::: Excerpted data :::

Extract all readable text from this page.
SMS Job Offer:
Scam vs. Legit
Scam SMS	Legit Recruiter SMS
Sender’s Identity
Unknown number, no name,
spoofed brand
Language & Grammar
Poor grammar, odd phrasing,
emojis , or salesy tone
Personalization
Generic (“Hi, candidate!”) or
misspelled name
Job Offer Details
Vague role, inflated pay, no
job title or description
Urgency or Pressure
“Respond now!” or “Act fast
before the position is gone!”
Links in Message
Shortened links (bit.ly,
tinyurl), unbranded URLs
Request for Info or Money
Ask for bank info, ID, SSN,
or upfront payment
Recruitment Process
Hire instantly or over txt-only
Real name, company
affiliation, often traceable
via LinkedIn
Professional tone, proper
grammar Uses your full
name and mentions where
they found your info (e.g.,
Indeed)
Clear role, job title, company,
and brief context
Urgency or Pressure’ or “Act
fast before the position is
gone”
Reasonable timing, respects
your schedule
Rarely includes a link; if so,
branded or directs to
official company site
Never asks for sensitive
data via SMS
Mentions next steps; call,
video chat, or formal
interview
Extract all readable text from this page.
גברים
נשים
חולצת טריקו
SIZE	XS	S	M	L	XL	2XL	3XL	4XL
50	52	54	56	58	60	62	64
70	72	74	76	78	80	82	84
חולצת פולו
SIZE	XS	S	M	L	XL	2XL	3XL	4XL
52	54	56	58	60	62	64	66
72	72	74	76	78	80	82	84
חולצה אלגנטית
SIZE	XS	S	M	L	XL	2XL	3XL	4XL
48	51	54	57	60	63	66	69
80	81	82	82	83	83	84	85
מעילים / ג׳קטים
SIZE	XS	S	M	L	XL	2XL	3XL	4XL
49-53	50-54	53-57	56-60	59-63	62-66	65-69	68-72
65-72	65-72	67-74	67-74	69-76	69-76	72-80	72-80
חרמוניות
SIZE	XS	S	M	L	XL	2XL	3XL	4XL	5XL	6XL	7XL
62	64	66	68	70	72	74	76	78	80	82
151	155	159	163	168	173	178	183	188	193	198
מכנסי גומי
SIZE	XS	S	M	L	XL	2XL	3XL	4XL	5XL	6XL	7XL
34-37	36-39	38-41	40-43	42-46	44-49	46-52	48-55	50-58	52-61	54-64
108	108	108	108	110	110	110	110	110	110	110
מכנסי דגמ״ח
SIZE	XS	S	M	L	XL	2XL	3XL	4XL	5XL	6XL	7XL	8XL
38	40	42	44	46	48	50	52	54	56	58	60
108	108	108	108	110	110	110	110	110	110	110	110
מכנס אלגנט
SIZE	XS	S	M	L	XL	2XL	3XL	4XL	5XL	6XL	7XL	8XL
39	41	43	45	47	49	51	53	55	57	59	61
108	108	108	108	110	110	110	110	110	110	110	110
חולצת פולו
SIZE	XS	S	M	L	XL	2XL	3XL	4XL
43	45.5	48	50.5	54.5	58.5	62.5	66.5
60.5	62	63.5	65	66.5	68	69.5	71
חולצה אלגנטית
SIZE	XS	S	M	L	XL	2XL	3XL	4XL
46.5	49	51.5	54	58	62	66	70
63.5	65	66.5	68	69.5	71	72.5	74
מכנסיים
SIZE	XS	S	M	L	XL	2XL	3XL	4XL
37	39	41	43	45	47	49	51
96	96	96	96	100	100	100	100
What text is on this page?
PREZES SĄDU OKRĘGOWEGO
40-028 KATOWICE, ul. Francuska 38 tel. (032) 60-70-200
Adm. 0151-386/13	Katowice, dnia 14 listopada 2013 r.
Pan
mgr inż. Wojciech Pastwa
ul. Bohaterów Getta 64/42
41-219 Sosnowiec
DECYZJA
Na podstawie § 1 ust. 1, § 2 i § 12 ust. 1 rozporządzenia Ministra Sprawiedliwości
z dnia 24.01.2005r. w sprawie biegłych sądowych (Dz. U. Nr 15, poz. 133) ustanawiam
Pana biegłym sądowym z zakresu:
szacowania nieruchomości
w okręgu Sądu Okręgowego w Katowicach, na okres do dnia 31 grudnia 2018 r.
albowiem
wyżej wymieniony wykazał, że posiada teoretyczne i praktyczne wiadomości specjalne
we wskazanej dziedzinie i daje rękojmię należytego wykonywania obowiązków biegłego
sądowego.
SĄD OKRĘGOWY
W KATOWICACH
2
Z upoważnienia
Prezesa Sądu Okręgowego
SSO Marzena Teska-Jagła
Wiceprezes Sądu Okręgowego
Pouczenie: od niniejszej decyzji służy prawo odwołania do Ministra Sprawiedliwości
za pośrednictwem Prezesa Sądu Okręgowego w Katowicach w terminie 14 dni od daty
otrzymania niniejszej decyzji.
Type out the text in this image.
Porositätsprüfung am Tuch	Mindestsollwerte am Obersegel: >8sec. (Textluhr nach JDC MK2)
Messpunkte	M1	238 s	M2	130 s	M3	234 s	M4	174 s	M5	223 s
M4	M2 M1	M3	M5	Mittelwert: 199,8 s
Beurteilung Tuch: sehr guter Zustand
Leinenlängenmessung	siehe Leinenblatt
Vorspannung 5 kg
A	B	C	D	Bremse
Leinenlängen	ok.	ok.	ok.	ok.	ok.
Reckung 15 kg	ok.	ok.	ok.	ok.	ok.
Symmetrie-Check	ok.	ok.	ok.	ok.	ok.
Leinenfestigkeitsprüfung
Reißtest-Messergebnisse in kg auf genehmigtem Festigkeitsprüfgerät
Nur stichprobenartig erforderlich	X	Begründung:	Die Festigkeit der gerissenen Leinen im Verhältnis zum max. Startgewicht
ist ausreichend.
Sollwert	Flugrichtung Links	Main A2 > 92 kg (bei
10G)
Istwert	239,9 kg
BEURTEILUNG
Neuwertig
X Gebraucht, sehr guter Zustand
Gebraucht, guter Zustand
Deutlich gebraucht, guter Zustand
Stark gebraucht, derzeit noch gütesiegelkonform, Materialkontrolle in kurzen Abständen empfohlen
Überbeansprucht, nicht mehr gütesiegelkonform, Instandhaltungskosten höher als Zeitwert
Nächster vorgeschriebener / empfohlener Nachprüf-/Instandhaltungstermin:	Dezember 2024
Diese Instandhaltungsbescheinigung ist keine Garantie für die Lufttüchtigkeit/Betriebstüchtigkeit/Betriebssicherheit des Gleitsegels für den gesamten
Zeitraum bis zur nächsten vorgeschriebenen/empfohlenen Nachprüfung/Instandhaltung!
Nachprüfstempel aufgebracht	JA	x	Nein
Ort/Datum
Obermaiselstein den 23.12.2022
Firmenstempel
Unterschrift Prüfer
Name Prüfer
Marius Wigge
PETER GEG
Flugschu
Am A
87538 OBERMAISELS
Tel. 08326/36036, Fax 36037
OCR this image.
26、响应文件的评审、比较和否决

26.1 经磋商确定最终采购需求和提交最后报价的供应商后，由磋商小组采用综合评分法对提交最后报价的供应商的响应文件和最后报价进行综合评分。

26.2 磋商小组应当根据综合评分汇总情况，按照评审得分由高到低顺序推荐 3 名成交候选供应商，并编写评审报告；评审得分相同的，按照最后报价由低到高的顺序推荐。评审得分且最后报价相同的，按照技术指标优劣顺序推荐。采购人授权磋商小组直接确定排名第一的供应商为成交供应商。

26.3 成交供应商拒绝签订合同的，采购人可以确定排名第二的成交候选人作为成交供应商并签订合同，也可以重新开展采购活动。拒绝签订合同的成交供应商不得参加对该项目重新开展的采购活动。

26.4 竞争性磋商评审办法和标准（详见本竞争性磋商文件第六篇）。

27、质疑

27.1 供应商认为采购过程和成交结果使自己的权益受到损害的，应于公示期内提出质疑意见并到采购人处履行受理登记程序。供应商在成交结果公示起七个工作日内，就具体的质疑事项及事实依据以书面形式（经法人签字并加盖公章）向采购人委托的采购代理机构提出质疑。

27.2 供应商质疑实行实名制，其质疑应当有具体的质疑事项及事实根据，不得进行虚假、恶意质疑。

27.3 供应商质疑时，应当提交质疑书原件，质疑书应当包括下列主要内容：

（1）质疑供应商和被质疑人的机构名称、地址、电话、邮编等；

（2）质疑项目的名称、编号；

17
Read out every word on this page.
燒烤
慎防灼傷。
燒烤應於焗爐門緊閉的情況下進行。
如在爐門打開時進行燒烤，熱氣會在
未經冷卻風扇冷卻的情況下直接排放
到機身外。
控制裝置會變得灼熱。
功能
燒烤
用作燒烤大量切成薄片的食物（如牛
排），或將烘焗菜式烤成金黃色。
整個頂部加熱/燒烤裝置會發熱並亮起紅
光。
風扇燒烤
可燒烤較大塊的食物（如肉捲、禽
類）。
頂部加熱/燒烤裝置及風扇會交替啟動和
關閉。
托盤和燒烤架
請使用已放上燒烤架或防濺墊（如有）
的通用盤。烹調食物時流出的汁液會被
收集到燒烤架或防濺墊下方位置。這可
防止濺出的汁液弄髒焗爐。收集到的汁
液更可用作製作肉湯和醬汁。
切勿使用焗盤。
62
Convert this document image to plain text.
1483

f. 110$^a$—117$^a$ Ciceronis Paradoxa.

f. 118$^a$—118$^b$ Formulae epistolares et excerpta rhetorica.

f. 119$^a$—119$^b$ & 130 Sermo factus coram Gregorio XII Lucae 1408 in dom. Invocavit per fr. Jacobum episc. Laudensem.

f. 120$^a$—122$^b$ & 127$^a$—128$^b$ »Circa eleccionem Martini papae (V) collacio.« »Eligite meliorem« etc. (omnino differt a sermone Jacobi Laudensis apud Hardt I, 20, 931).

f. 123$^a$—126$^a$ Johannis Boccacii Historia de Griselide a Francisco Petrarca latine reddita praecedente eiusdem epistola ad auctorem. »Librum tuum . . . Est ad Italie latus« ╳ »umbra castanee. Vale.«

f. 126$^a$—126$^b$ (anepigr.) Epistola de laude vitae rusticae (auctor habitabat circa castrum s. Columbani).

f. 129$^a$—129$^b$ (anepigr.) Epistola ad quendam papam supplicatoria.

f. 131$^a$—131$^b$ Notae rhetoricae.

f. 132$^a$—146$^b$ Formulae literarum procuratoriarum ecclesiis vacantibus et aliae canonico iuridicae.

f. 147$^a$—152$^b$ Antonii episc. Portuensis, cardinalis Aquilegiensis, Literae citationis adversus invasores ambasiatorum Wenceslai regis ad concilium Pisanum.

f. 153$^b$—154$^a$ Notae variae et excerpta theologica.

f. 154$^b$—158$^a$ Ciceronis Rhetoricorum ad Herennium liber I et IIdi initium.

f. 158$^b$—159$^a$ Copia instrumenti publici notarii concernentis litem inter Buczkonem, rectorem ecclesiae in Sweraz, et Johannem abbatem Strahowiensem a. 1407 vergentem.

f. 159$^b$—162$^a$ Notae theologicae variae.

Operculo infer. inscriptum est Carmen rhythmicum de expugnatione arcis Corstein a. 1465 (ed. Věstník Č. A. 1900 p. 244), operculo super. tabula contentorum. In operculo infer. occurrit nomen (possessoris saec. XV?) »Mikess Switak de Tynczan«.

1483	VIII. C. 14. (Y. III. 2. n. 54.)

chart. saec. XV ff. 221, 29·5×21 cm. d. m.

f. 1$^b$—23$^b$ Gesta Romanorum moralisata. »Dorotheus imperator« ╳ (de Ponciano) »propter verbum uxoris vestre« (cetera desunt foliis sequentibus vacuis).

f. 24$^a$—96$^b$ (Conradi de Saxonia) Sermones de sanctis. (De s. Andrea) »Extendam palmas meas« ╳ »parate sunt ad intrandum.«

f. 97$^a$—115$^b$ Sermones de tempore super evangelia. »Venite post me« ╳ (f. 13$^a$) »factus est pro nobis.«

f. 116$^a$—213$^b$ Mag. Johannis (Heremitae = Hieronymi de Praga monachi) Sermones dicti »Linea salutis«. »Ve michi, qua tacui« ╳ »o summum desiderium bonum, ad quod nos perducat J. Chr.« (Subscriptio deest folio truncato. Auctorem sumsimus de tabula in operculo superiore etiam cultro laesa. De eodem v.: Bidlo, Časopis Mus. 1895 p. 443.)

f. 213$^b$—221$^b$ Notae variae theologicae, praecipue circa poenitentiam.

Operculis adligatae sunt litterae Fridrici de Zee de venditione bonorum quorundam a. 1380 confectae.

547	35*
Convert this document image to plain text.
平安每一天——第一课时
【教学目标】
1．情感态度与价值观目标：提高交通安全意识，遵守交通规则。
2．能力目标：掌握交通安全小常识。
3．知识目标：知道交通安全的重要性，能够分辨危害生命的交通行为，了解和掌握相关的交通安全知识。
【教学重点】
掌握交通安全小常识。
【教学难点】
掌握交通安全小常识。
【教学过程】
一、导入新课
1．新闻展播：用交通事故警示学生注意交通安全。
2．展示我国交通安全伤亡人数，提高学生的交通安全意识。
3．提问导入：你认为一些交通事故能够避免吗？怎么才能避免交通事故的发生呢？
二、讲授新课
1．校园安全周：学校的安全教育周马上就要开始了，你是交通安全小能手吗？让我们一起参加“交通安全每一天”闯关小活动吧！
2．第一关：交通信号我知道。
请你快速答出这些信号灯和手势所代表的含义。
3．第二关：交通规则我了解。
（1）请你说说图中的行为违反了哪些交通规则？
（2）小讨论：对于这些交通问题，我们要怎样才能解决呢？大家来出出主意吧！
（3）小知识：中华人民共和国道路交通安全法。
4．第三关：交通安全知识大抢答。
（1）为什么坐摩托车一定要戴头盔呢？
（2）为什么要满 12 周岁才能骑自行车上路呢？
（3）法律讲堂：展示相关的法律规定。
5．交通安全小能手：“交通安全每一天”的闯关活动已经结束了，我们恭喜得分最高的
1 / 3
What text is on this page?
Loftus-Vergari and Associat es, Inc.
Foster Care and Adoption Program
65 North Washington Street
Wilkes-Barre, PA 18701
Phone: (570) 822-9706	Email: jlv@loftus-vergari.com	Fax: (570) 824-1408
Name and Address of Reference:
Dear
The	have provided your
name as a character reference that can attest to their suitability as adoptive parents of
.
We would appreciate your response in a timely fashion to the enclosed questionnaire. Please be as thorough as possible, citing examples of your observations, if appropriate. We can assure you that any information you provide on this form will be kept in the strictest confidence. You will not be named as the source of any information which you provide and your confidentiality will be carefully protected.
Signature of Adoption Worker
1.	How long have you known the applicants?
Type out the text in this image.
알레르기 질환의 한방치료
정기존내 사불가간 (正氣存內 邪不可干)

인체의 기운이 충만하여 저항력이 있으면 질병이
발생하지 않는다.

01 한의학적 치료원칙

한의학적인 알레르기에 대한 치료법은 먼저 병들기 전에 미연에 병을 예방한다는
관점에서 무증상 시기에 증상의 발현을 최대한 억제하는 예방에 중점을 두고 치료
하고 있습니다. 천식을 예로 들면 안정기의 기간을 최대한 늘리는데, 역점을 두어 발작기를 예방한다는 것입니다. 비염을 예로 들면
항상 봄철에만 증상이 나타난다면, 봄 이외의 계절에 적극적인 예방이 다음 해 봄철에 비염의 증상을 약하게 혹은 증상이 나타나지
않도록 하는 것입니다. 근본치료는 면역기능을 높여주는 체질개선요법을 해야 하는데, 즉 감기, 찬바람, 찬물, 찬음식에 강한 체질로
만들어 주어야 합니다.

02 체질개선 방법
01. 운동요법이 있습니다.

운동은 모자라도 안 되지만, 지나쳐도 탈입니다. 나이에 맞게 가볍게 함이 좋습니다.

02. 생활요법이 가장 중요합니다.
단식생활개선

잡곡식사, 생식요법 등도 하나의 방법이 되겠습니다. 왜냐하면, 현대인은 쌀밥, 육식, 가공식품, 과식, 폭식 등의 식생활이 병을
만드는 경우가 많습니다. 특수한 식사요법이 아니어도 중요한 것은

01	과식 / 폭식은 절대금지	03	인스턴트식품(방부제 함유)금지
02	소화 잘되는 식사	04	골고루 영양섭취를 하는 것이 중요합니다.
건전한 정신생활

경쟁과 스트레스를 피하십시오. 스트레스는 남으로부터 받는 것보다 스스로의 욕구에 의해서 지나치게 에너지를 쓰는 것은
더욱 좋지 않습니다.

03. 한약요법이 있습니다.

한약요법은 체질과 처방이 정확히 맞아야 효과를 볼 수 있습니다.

:::

> Task to complete
Pick each line holding the word "Ministra" out of the data and copy it.

> Written answer
Na podstawie § 1 ust. 1, § 2 i § 12 ust. 1 rozporządzenia Ministra Sprawiedliwości
Pouczenie: od niniejszej decyzji służy prawo odwołania do Ministra Sprawiedliwości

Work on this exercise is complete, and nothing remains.